== EXERCISE REQUIREMENTS ==
Count the lines containing "name" in the entries underneath, and state that count without anything else.

** Begin **

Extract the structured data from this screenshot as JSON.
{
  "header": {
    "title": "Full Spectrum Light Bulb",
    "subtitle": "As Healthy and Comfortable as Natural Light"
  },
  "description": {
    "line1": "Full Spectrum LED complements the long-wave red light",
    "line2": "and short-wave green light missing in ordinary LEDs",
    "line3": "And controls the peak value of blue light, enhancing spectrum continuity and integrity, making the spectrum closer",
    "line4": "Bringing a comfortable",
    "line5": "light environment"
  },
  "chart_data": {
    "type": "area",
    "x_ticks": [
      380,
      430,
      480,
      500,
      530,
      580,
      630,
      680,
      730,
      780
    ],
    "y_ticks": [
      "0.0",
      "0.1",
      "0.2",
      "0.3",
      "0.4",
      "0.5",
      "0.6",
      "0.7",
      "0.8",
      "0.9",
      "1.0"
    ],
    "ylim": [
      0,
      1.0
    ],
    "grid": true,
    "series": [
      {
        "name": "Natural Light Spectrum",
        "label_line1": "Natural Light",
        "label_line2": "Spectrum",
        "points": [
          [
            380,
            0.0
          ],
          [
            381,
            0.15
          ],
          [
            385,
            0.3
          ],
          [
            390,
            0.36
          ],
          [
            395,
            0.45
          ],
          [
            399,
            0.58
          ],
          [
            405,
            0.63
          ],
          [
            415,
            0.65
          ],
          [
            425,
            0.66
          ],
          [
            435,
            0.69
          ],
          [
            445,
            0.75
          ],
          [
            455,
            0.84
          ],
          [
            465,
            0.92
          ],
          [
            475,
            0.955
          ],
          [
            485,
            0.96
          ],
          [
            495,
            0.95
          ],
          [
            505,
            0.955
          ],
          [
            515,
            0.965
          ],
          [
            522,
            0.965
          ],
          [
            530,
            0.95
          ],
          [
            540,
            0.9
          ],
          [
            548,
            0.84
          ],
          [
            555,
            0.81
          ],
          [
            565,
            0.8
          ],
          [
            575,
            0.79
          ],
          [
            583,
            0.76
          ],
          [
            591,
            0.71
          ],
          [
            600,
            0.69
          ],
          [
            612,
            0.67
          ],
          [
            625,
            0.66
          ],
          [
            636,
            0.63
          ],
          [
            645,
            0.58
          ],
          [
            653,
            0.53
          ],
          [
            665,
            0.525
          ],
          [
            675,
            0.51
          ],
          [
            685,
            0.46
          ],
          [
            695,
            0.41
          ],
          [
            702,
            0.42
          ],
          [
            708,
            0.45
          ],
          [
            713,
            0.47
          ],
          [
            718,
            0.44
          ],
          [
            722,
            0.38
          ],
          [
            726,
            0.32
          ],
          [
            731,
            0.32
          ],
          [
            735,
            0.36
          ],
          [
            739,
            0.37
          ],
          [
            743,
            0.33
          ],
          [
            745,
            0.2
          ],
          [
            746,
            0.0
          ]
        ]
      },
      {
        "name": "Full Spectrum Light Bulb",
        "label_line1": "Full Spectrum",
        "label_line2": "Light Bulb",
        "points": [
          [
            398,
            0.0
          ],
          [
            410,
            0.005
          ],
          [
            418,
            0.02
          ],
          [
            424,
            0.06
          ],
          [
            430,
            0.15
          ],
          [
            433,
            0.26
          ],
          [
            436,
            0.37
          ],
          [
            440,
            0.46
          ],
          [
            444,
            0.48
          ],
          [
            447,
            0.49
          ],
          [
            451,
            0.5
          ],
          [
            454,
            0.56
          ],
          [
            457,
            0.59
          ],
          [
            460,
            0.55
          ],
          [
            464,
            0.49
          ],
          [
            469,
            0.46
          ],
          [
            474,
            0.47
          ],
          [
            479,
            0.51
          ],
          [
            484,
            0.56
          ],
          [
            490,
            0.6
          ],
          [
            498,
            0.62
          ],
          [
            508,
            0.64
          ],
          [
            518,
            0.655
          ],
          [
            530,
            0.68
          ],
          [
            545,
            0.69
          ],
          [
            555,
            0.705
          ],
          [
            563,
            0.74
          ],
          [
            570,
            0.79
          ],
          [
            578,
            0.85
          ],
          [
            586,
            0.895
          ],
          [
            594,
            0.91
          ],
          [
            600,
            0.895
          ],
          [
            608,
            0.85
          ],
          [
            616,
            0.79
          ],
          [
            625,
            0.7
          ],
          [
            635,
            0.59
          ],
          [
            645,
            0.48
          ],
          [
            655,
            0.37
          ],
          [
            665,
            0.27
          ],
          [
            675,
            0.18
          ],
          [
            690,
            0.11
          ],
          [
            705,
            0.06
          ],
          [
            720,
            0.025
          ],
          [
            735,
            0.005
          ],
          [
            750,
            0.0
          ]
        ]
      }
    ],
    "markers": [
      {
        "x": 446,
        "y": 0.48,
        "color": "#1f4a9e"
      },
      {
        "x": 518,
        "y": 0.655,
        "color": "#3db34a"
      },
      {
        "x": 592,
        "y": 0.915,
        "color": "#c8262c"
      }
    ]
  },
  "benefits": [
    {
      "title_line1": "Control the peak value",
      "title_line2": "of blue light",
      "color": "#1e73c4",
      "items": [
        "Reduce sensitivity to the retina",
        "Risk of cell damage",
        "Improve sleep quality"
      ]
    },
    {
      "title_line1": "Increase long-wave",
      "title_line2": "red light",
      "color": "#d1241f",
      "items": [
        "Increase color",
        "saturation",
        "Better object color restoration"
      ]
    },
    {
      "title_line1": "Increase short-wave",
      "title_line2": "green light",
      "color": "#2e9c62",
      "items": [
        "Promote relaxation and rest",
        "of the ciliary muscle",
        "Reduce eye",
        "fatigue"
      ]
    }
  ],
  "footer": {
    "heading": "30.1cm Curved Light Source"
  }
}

** End **
** Begin **

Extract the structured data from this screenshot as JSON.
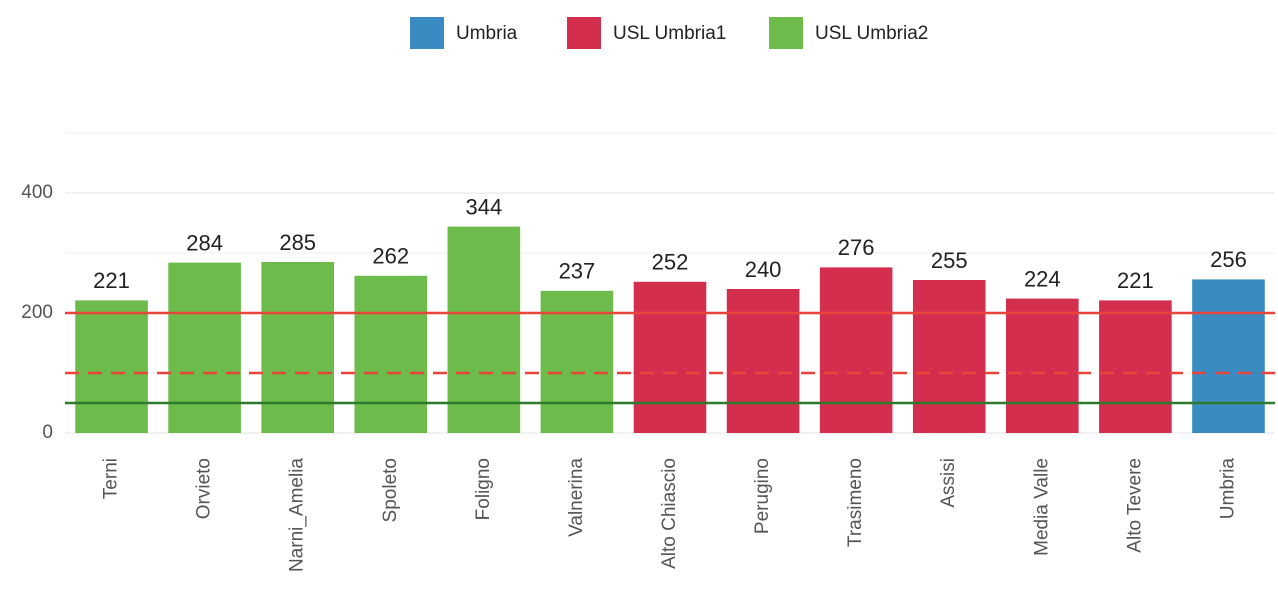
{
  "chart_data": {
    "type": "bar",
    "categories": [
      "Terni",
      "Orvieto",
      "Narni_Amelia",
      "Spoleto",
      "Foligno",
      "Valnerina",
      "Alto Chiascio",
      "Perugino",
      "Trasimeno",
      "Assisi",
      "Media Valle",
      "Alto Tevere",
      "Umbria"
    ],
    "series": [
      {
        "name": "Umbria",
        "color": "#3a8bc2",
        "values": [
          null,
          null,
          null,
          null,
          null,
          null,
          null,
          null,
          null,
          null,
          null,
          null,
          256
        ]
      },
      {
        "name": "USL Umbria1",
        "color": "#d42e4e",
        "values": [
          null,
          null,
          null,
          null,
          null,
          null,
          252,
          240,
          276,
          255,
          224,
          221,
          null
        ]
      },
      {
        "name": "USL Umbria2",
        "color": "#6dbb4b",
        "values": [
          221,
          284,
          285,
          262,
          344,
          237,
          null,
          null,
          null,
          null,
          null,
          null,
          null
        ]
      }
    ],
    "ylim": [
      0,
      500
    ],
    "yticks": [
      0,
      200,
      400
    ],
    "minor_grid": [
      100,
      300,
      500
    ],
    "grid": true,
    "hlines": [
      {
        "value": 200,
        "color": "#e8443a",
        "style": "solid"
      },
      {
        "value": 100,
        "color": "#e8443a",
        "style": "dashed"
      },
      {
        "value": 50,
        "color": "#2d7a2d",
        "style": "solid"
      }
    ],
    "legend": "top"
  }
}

** End **

== OUTPUT ==
5